▶ _Text passage_:
* Start *
Any operator can be expanded with the Kernel Polynomial Method (KPM). The only requirement is to define the coefficients for every KPM moment.

In kpm_tools we have implemented kpm_tools.kpm_generator.GeneralVectorExpansion to handle all possible operator expansions using the KPM.

We refer with ‘functions’ to the expectation values of these operators, which can be obtained with kpm_tools.kpm_generator.general_function.

Included expansions

The coefficient functions of typical operators are included in kpm_tools.kpm_funcs: * kpm_tools.kpm_funcs.coef_greens_function_r * kpm_tools.kpm_funcs.coef_delta_function * kpm_tools.kpm_funcs.coef_projector_function

There are a few extra pre-defined coefficient functions for the projector over the unnocupied states, the advanced Green’s functions, and the derivatives of the retarded and advanced Green’s functions.

These coefficients can be used to define operators or functions. The out-of-the-box included functions are * kpm_tools.kpm_funcs.greens_functions * kpm_tools.kpm_funcs.delta_function * kpm_tools.kpm_funcs.projector_operator

Creating a custom expansion

For any new or custom operator \(O\), we can find the coefficients by solving the integral

\[c_m(e_F) = \int O(e_F, e) T_m(e)\mathrm{d}{e}\]

and defining a function with signature

def my_coef_function(m, e, ab=(1, 0)):
    """Return the coefficients for my operator.

    Parameters
    ----------
    m: int
        Order of the Chebyshev moment.
    e: float or ndarray
        Fermi energy or array of energies in the same units as the Hamiltonian.
    ab: tuple[float, float]
        Width and center of the spectrum. The bounds defined as `(b-a, b+a)`
        must fully contain the spectrum.
* End *
▶ _Goal 1_:
From the records, reproduce every line from the one containing "top-right-area: ▯ ⚙" through the one containing "candle-body [269, 254, 273, 267]", including both of those lines.

▶ _Task input_:
* Start *
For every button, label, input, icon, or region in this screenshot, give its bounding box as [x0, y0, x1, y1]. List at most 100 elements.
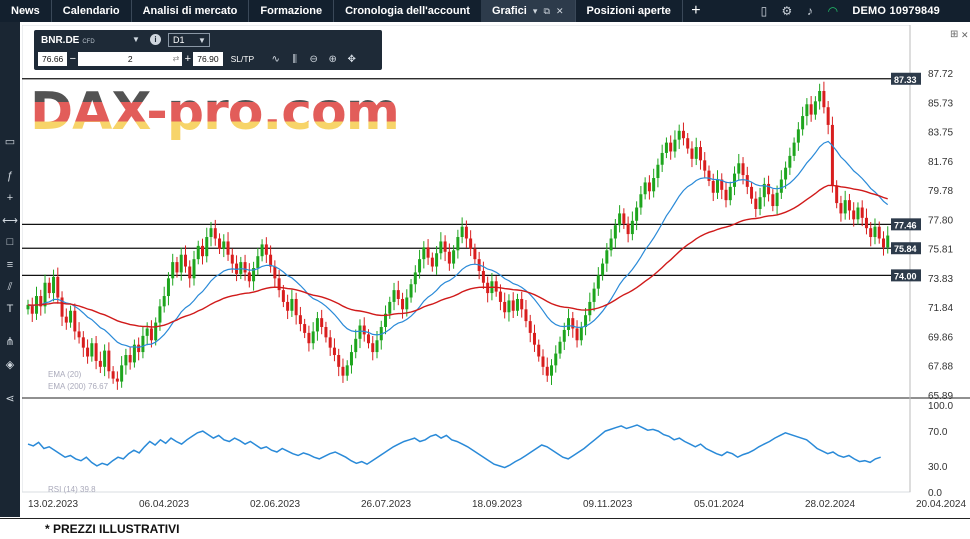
top-right-area: ▯ ⚙ ♪ ◠ DEMO 10979849 [752, 0, 970, 22]
bell-icon[interactable]: ♪ [806, 4, 813, 18]
candle-body [503, 301, 507, 313]
candle-body [235, 263, 239, 274]
candle-body [584, 315, 588, 328]
symbol-dropdown-icon[interactable]: ▼ [132, 35, 140, 44]
close-icon[interactable]: ✕ [555, 6, 564, 16]
candle-body [537, 344, 541, 357]
move-icon[interactable]: ✥ [347, 53, 356, 65]
candle-body [711, 180, 715, 193]
candle-body [507, 300, 511, 313]
rsi-tick-label: 100.0 [928, 401, 953, 412]
candle-body [64, 316, 68, 323]
candle-body [847, 200, 851, 211]
settings-sliders-icon[interactable]: ⚙ [781, 4, 793, 18]
share-icon[interactable]: ⋖ [5, 393, 15, 405]
footer-divider [0, 518, 970, 519]
ema-20-line [27, 140, 889, 348]
sell-price[interactable]: 76.66 [38, 52, 68, 66]
magnet-icon[interactable]: ⋔ [5, 336, 15, 348]
candle-body [643, 182, 647, 195]
candle-body [252, 267, 256, 282]
detach-icon[interactable]: ⧉ [543, 6, 550, 16]
crosshair-icon[interactable]: + [6, 192, 14, 204]
nav-calendar[interactable]: Calendario [62, 5, 120, 17]
timeframe-chevron-icon[interactable]: ▼ [198, 36, 206, 45]
chart-area[interactable]: 87.72 85.73 83.75 81.76 79.78 77.80 75.81 73.83… [22, 25, 970, 517]
decrease-quantity-button[interactable]: − [69, 53, 76, 65]
candle-body [154, 322, 158, 341]
swap-icon[interactable]: ⇄ [172, 54, 180, 63]
candle-body [830, 124, 834, 186]
candle-body [635, 207, 639, 221]
price-tick-label: 85.73 [928, 98, 953, 109]
candle-body [443, 241, 447, 252]
indicators-icon[interactable]: ƒ [6, 170, 14, 182]
date-tick-label: 13.02.2023 [28, 499, 78, 510]
candle-icon[interactable]: ⫼ [292, 53, 297, 65]
zoom-in-icon[interactable]: ⊕ [328, 53, 337, 65]
candle-body [758, 197, 762, 209]
candle-body [409, 284, 413, 298]
candle-body [183, 254, 187, 267]
chart-settings-icon[interactable]: ⊞ [950, 29, 959, 40]
layout-icon[interactable]: ▯ [760, 4, 768, 18]
pitchfork-icon[interactable]: ⫽ [7, 281, 13, 293]
info-icon[interactable]: i [150, 34, 161, 45]
candle-body [269, 254, 273, 267]
add-tab-button[interactable]: + [691, 2, 701, 19]
text-tool-icon[interactable]: T [6, 303, 14, 315]
price-tick-label: 75.81 [928, 245, 953, 256]
candle-body [111, 371, 115, 379]
fibonacci-icon[interactable]: ≡ [6, 259, 14, 271]
candle-body [681, 130, 685, 139]
chevron-down-icon[interactable]: ▾ [532, 6, 538, 16]
candle-body [805, 104, 809, 117]
candle-body [639, 194, 643, 208]
candle-body [422, 247, 426, 260]
nav-market-analysis[interactable]: Analisi di mercato [142, 5, 238, 17]
candle-body [158, 306, 162, 323]
sl-tp-button[interactable]: SL/TP [230, 54, 255, 64]
candle-body [452, 250, 456, 264]
candle-body [294, 298, 298, 316]
layers-icon[interactable]: ◈ [5, 359, 15, 371]
tab-charts[interactable]: Grafici ▾ ⧉ ✕ [480, 0, 575, 22]
price-tick-label: 65.89 [928, 391, 953, 402]
candle-body [277, 278, 281, 291]
left-drawing-toolbar: ▭ ƒ + ⟷ □ ≡ ⫽ T ⋔ ◈ ⋖ [0, 22, 20, 517]
candle-body [162, 296, 166, 307]
candle-body [494, 281, 498, 292]
price-chart[interactable]: 87.72 85.73 83.75 81.76 79.78 77.80 75.81 73.83… [22, 25, 970, 517]
candle-body [809, 104, 813, 115]
price-tick-label: 79.78 [928, 186, 953, 197]
increase-quantity-button[interactable]: + [184, 53, 191, 65]
candle-body [881, 238, 885, 248]
timeframe-select[interactable]: D1 [168, 33, 210, 47]
symbol-name[interactable]: BNR.DE CFD [41, 35, 95, 46]
close-chart-icon[interactable]: ✕ [961, 30, 969, 40]
candle-body [345, 365, 349, 376]
nav-news[interactable]: News [11, 5, 40, 17]
nav-open-positions[interactable]: Posizioni aperte [586, 5, 671, 17]
buy-price[interactable]: 76.90 [193, 52, 223, 66]
candle-body [571, 318, 575, 329]
candle-body [703, 160, 707, 171]
zoom-out-icon[interactable]: ⊖ [309, 53, 318, 65]
nav-training[interactable]: Formazione [260, 5, 323, 17]
order-row: 76.66 − 2 ⇄ + 76.90 SL/TP ∿ ⫼ ⊖ ⊕ ✥ [38, 52, 361, 66]
candle-body [226, 241, 230, 255]
account-indicator[interactable]: DEMO 10979849 [852, 5, 940, 17]
candle-body [481, 270, 485, 283]
candle-body [762, 183, 766, 198]
line-chart-icon[interactable]: ∿ [271, 53, 280, 65]
candle-body [707, 170, 711, 181]
rectangle-tool-icon[interactable]: □ [6, 236, 14, 248]
candle-body [230, 254, 234, 264]
chart-type-icon[interactable]: ▭ [4, 136, 16, 148]
rsi-tick-label: 70.0 [928, 427, 948, 438]
nav-account-history[interactable]: Cronologia dell'account [345, 5, 470, 17]
candle-body [273, 266, 277, 279]
candle-body [524, 309, 528, 322]
line-tool-icon[interactable]: ⟷ [2, 215, 18, 227]
quantity-input[interactable]: 2 ⇄ [78, 52, 183, 66]
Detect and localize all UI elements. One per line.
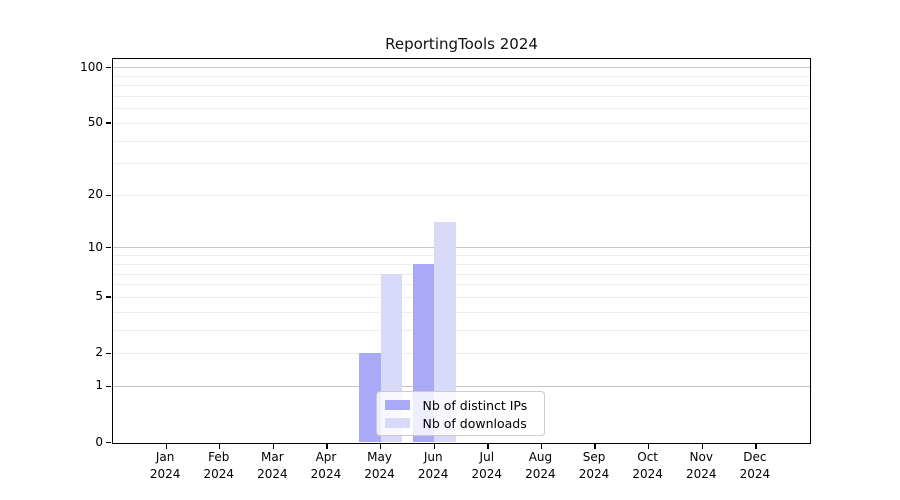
* End *
▶ _Goal 2_:
In one to three sentences, explain what the Kernel Polynomial Method text says is needed to expand any operator, and how that need is met for a custom operator.

▶ _Written response 1_:
top-right-area: ▯ ⚙ ♪ ◠ DEMO 10979849 [752, 0, 970, 22]
bell-icon[interactable]: ♪ [806, 4, 813, 18]
candle-body [503, 301, 507, 313]
candle-body [235, 263, 239, 274]
candle-body [584, 315, 588, 328]
symbol-dropdown-icon[interactable]: ▼ [132, 35, 140, 44]
close-icon[interactable]: ✕ [555, 6, 564, 16]
candle-body [537, 344, 541, 357]
move-icon[interactable]: ✥ [347, 53, 356, 65]
candle-body [711, 180, 715, 193]
candle-body [507, 300, 511, 313]
rsi-tick-label: 100.0 [928, 401, 953, 412]
candle-body [64, 316, 68, 323]
candle-body [847, 200, 851, 211]
settings-sliders-icon[interactable]: ⚙ [781, 4, 793, 18]
share-icon[interactable]: ⋖ [5, 393, 15, 405]
footer-divider [0, 518, 970, 519]
ema-20-line [27, 140, 889, 348]
sell-price[interactable]: 76.66 [38, 52, 68, 66]
magnet-icon[interactable]: ⋔ [5, 336, 15, 348]
candle-body [643, 182, 647, 195]
candle-body [252, 267, 256, 282]
detach-icon[interactable]: ⧉ [543, 6, 550, 16]
crosshair-icon[interactable]: + [6, 192, 14, 204]
nav-calendar[interactable]: Calendario [62, 5, 120, 17]
timeframe-chevron-icon[interactable]: ▼ [198, 36, 206, 45]
chart-area[interactable]: 87.72 85.73 83.75 81.76 79.78 77.80 75.81 73.83… [22, 25, 970, 517]
decrease-quantity-button[interactable]: − [69, 53, 76, 65]
candle-body [154, 322, 158, 341]
swap-icon[interactable]: ⇄ [172, 54, 180, 63]
candle-body [830, 124, 834, 186]
candle-body [635, 207, 639, 221]
price-tick-label: 85.73 [928, 98, 953, 109]
candle-body [443, 241, 447, 252]
indicators-icon[interactable]: ƒ [6, 170, 14, 182]
date-tick-label: 13.02.2023 [28, 499, 78, 510]
candle-icon[interactable]: ⫼ [292, 53, 297, 65]
zoom-in-icon[interactable]: ⊕ [328, 53, 337, 65]
candle-body [758, 197, 762, 209]
candle-body [409, 284, 413, 298]
candle-body [183, 254, 187, 267]
chart-settings-icon[interactable]: ⊞ [950, 29, 959, 40]
layout-icon[interactable]: ▯ [760, 4, 768, 18]
pitchfork-icon[interactable]: ⫽ [7, 281, 13, 293]
info-icon[interactable]: i [150, 34, 161, 45]
candle-body [269, 254, 273, 267]

▶ _Written response 2_:
Any operator can be expanded with the Kernel Polynomial Method because the only requirement is to define the coefficients for every KPM moment. For a new or custom operator O, those coefficients are found by solving the integral c_m(e_F) = ∫ O(e_F, e) T_m(e) de and defining a coefficient function with the signature my_coef_function(m, e, ab=(1, 0)).